— BEGIN Dataset entries —

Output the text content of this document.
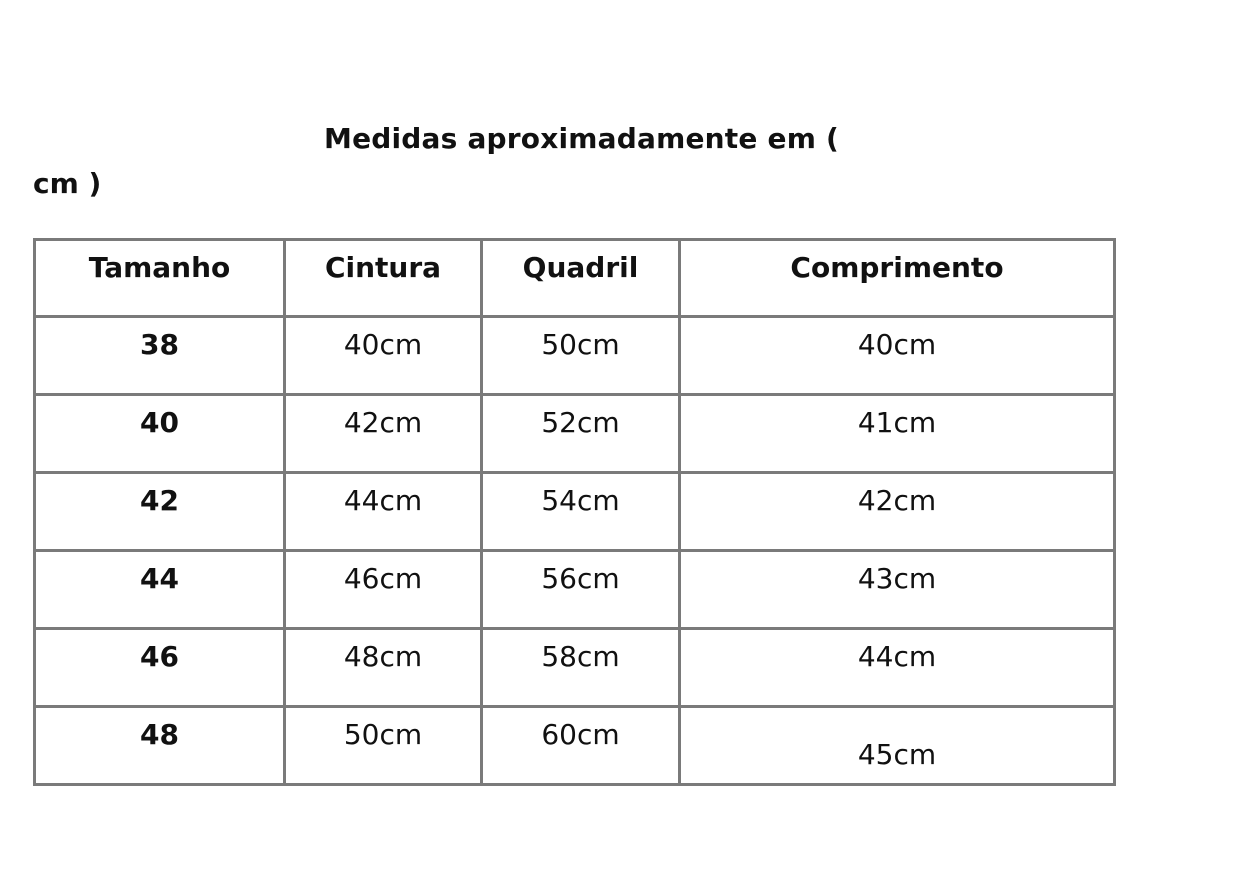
Medidas aproximadamente em (
cm )
Tamanho	Cintura	Quadril	Comprimento
38	40cm	50cm	40cm
40	42cm	52cm	41cm
42	44cm	54cm	42cm
44	46cm	56cm	43cm
46	48cm	58cm	44cm
48	50cm	60cm	45cm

— END Dataset entries —

_Your task_
Give the entries again word for word, but skip the pictures.

_Result for this exercise_
Output the text content of this document.
Medidas aproximadamente em (
cm )
Tamanho	Cintura	Quadril	Comprimento
38	40cm	50cm	40cm
40	42cm	52cm	41cm
42	44cm	54cm	42cm
44	46cm	56cm	43cm
46	48cm	58cm	44cm
48	50cm	60cm	45cm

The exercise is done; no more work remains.